___ Available records

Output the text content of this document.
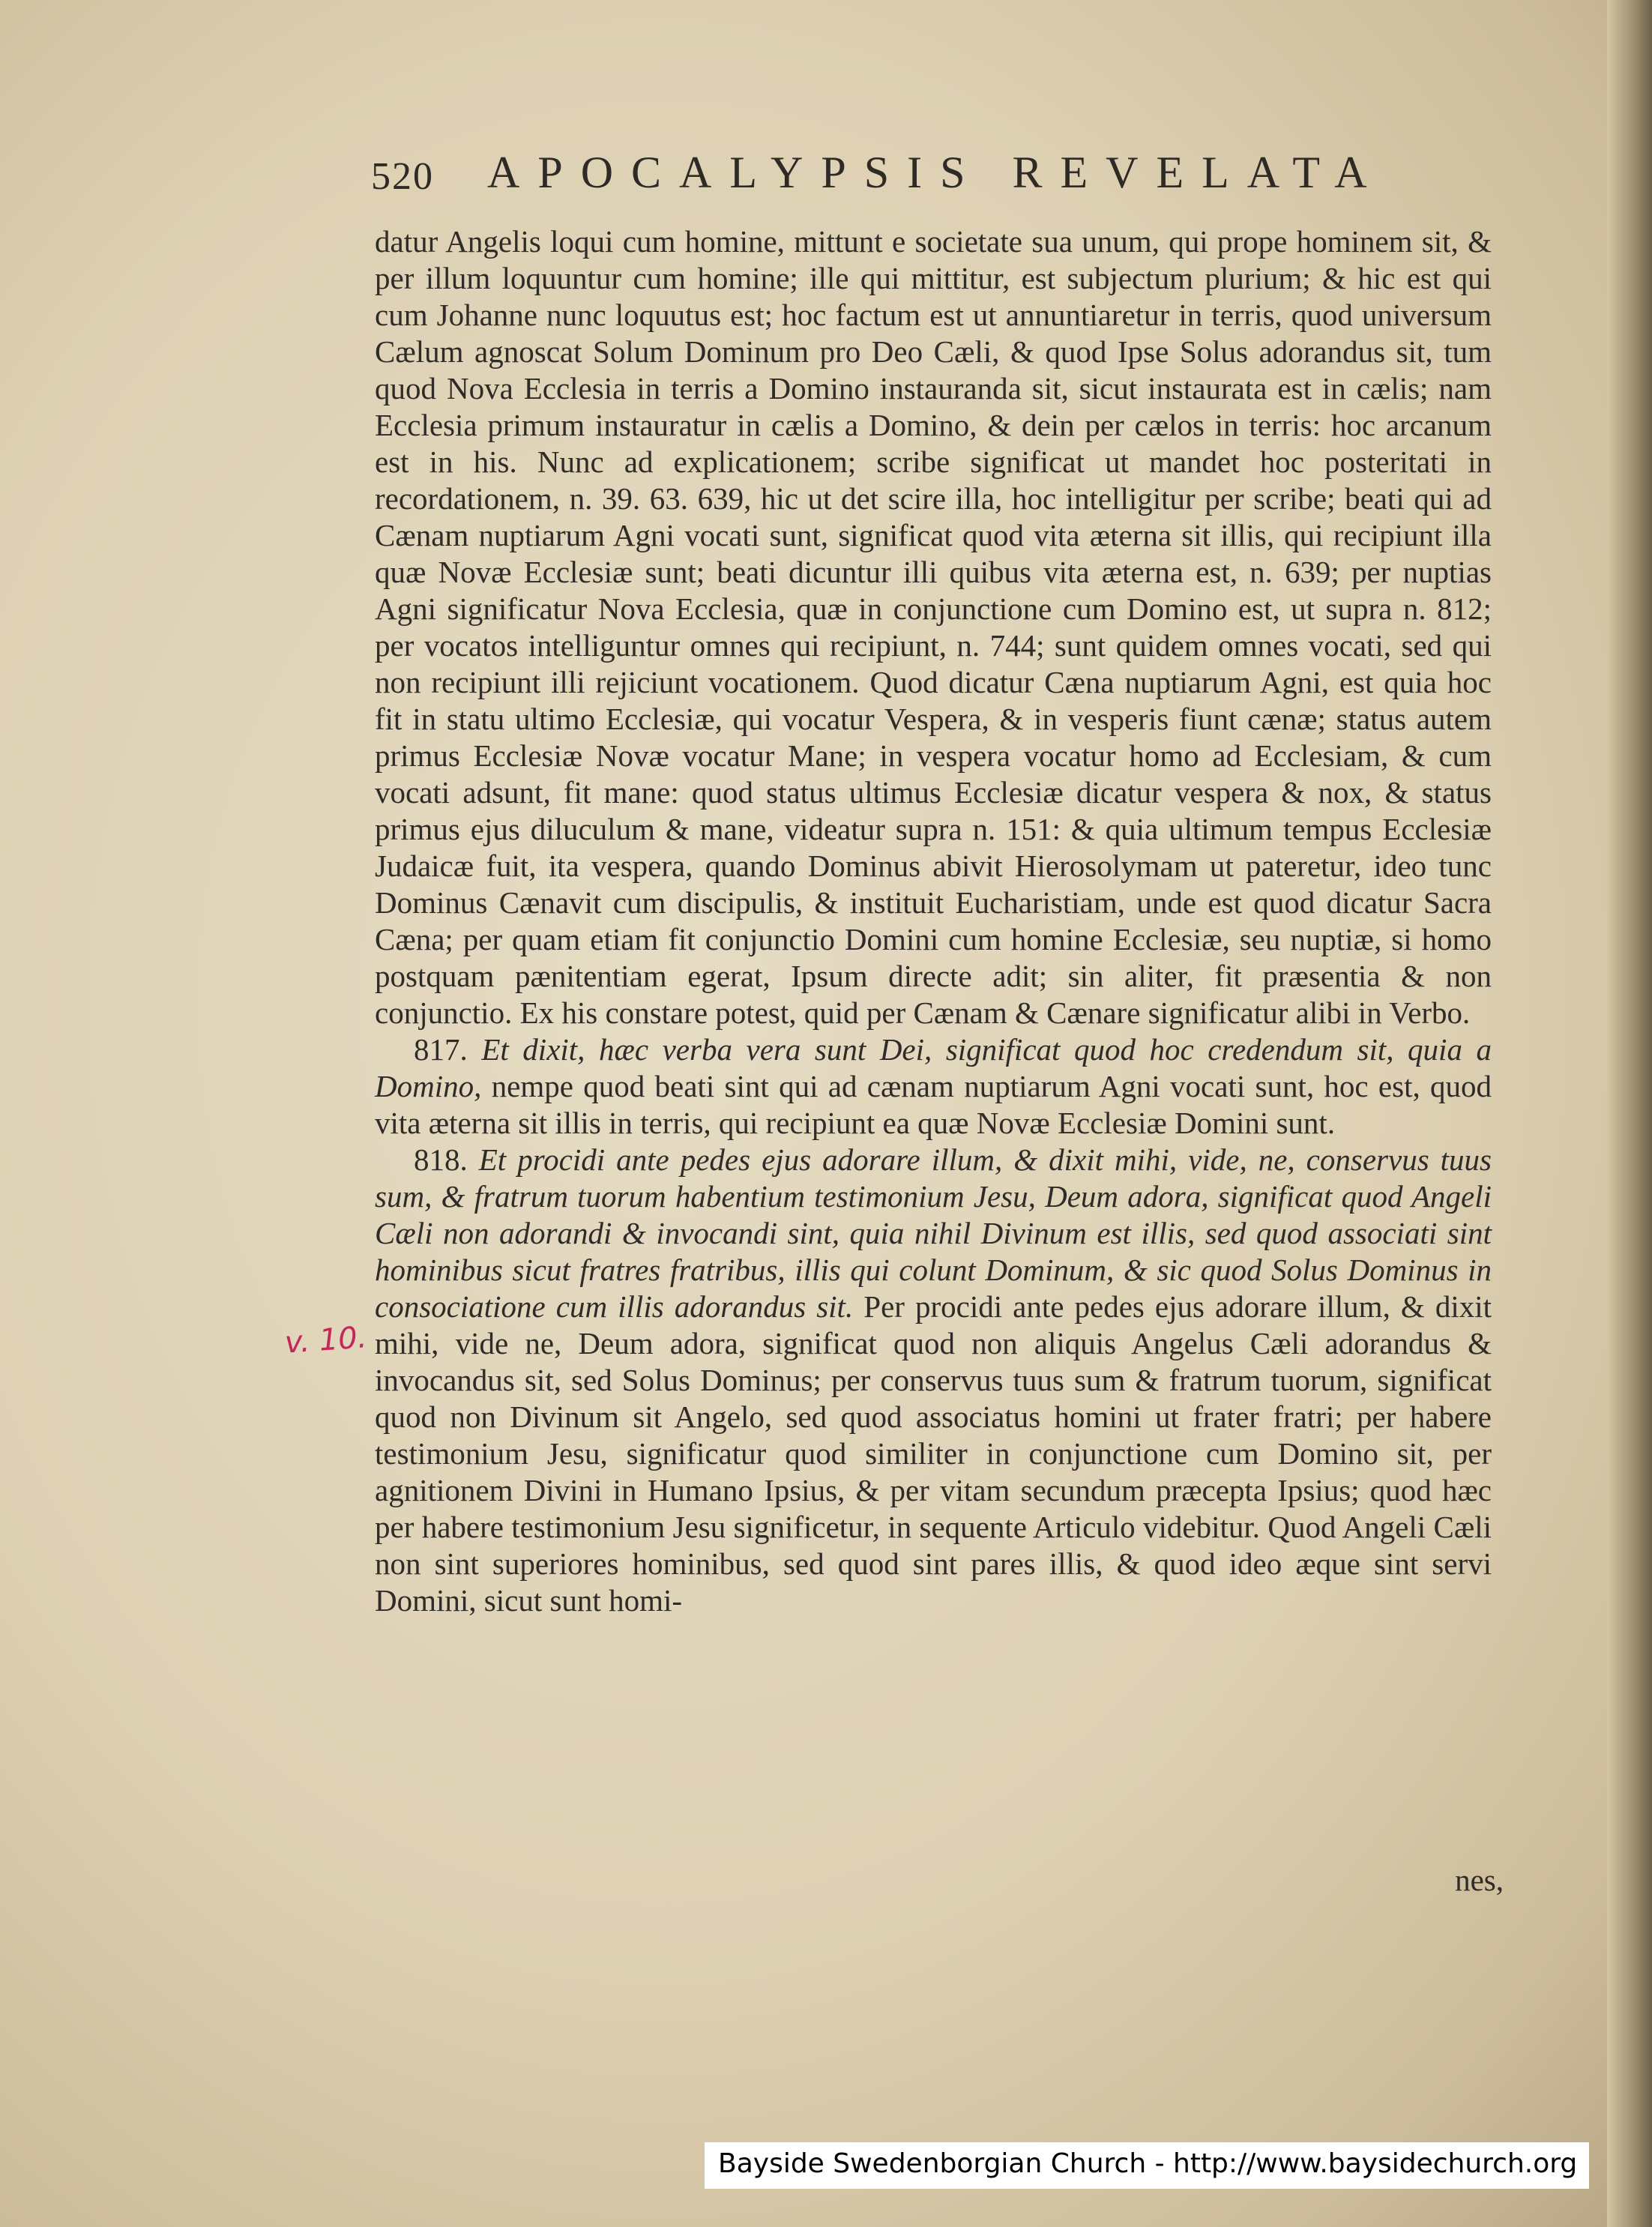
520 APOCALYPSIS REVELATA
v. 10.

datur Angelis loqui cum homine, mittunt e societate sua unum, qui prope hominem sit, & per illum loquuntur cum homine; ille qui mittitur, est subjectum plurium; & hic est qui cum Johanne nunc loquutus est; hoc factum est ut annuntiaretur in terris, quod universum Cælum agnoscat Solum Dominum pro Deo Cæli, & quod Ipse Solus adorandus sit, tum quod Nova Ecclesia in terris a Domino instauranda sit, sicut instaurata est in cælis; nam Ecclesia primum instauratur in cælis a Domino, & dein per cælos in terris: hoc arcanum est in his. Nunc ad explicationem; scribe significat ut mandet hoc posteritati in recordationem, n. 39. 63. 639, hic ut det scire illa, hoc intelligitur per scribe; beati qui ad Cænam nuptiarum Agni vocati sunt, significat quod vita æterna sit illis, qui recipiunt illa quæ Novæ Ecclesiæ sunt; beati dicuntur illi quibus vita æterna est, n. 639; per nuptias Agni significatur Nova Ecclesia, quæ in conjunctione cum Domino est, ut supra n. 812; per vocatos intelliguntur omnes qui recipiunt, n. 744; sunt quidem omnes vocati, sed qui non recipiunt illi rejiciunt vocationem. Quod dicatur Cæna nuptiarum Agni, est quia hoc fit in statu ultimo Ecclesiæ, qui vocatur Vespera, & in vesperis fiunt cænæ; status autem primus Ecclesiæ Novæ vocatur Mane; in vespera vocatur homo ad Ecclesiam, & cum vocati adsunt, fit mane: quod status ultimus Ecclesiæ dicatur vespera & nox, & status primus ejus diluculum & mane, videatur supra n. 151: & quia ultimum tempus Ecclesiæ Judaicæ fuit, ita vespera, quando Dominus abivit Hierosolymam ut pateretur, ideo tunc Dominus Cænavit cum discipulis, & instituit Eucharistiam, unde est quod dicatur Sacra Cæna; per quam etiam fit conjunctio Domini cum homine Ecclesiæ, seu nuptiæ, si homo postquam pænitentiam egerat, Ipsum directe adit; sin aliter, fit præsentia & non conjunctio. Ex his constare potest, quid per Cænam & Cænare significatur alibi in Verbo.

817. Et dixit, hæc verba vera sunt Dei, significat quod hoc credendum sit, quia a Domino, nempe quod beati sint qui ad cænam nuptiarum Agni vocati sunt, hoc est, quod vita æterna sit illis in terris, qui recipiunt ea quæ Novæ Ecclesiæ Domini sunt.

818. Et procidi ante pedes ejus adorare illum, & dixit mihi, vide, ne, conservus tuus sum, & fratrum tuorum habentium testimonium Jesu, Deum adora, significat quod Angeli Cæli non adorandi & invocandi sint, quia nihil Divinum est illis, sed quod associati sint hominibus sicut fratres fratribus, illis qui colunt Dominum, & sic quod Solus Dominus in consociatione cum illis adorandus sit. Per procidi ante pedes ejus adorare illum, & dixit mihi, vide ne, Deum adora, significat quod non aliquis Angelus Cæli adorandus & invocandus sit, sed Solus Dominus; per conservus tuus sum & fratrum tuorum, significat quod non Divinum sit Angelo, sed quod associatus homini ut frater fratri; per habere testimonium Jesu, significatur quod similiter in conjunctione cum Domino sit, per agnitionem Divini in Humano Ipsius, & per vitam secundum præcepta Ipsius; quod hæc per habere testimonium Jesu significetur, in sequente Articulo videbitur. Quod Angeli Cæli non sint superiores hominibus, sed quod sint pares illis, & quod ideo æque sint servi Domini, sicut sunt homi-

nes,
Bayside Swedenborgian Church - http://www.baysidechurch.org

______

Exercise requirements – Your task is to reproduce all of the material exactly. The pictures stay out.

Full answer –
Output the text content of this document.
520 APOCALYPSIS REVELATA
v. 10.

datur Angelis loqui cum homine, mittunt e societate sua unum, qui prope hominem sit, & per illum loquuntur cum homine; ille qui mittitur, est subjectum plurium; & hic est qui cum Johanne nunc loquutus est; hoc factum est ut annuntiaretur in terris, quod universum Cælum agnoscat Solum Dominum pro Deo Cæli, & quod Ipse Solus adorandus sit, tum quod Nova Ecclesia in terris a Domino instauranda sit, sicut instaurata est in cælis; nam Ecclesia primum instauratur in cælis a Domino, & dein per cælos in terris: hoc arcanum est in his. Nunc ad explicationem; scribe significat ut mandet hoc posteritati in recordationem, n. 39. 63. 639, hic ut det scire illa, hoc intelligitur per scribe; beati qui ad Cænam nuptiarum Agni vocati sunt, significat quod vita æterna sit illis, qui recipiunt illa quæ Novæ Ecclesiæ sunt; beati dicuntur illi quibus vita æterna est, n. 639; per nuptias Agni significatur Nova Ecclesia, quæ in conjunctione cum Domino est, ut supra n. 812; per vocatos intelliguntur omnes qui recipiunt, n. 744; sunt quidem omnes vocati, sed qui non recipiunt illi rejiciunt vocationem. Quod dicatur Cæna nuptiarum Agni, est quia hoc fit in statu ultimo Ecclesiæ, qui vocatur Vespera, & in vesperis fiunt cænæ; status autem primus Ecclesiæ Novæ vocatur Mane; in vespera vocatur homo ad Ecclesiam, & cum vocati adsunt, fit mane: quod status ultimus Ecclesiæ dicatur vespera & nox, & status primus ejus diluculum & mane, videatur supra n. 151: & quia ultimum tempus Ecclesiæ Judaicæ fuit, ita vespera, quando Dominus abivit Hierosolymam ut pateretur, ideo tunc Dominus Cænavit cum discipulis, & instituit Eucharistiam, unde est quod dicatur Sacra Cæna; per quam etiam fit conjunctio Domini cum homine Ecclesiæ, seu nuptiæ, si homo postquam pænitentiam egerat, Ipsum directe adit; sin aliter, fit præsentia & non conjunctio. Ex his constare potest, quid per Cænam & Cænare significatur alibi in Verbo.

817. Et dixit, hæc verba vera sunt Dei, significat quod hoc credendum sit, quia a Domino, nempe quod beati sint qui ad cænam nuptiarum Agni vocati sunt, hoc est, quod vita æterna sit illis in terris, qui recipiunt ea quæ Novæ Ecclesiæ Domini sunt.

818. Et procidi ante pedes ejus adorare illum, & dixit mihi, vide, ne, conservus tuus sum, & fratrum tuorum habentium testimonium Jesu, Deum adora, significat quod Angeli Cæli non adorandi & invocandi sint, quia nihil Divinum est illis, sed quod associati sint hominibus sicut fratres fratribus, illis qui colunt Dominum, & sic quod Solus Dominus in consociatione cum illis adorandus sit. Per procidi ante pedes ejus adorare illum, & dixit mihi, vide ne, Deum adora, significat quod non aliquis Angelus Cæli adorandus & invocandus sit, sed Solus Dominus; per conservus tuus sum & fratrum tuorum, significat quod non Divinum sit Angelo, sed quod associatus homini ut frater fratri; per habere testimonium Jesu, significatur quod similiter in conjunctione cum Domino sit, per agnitionem Divini in Humano Ipsius, & per vitam secundum præcepta Ipsius; quod hæc per habere testimonium Jesu significetur, in sequente Articulo videbitur. Quod Angeli Cæli non sint superiores hominibus, sed quod sint pares illis, & quod ideo æque sint servi Domini, sicut sunt homi-

nes,
Bayside Swedenborgian Church - http://www.baysidechurch.org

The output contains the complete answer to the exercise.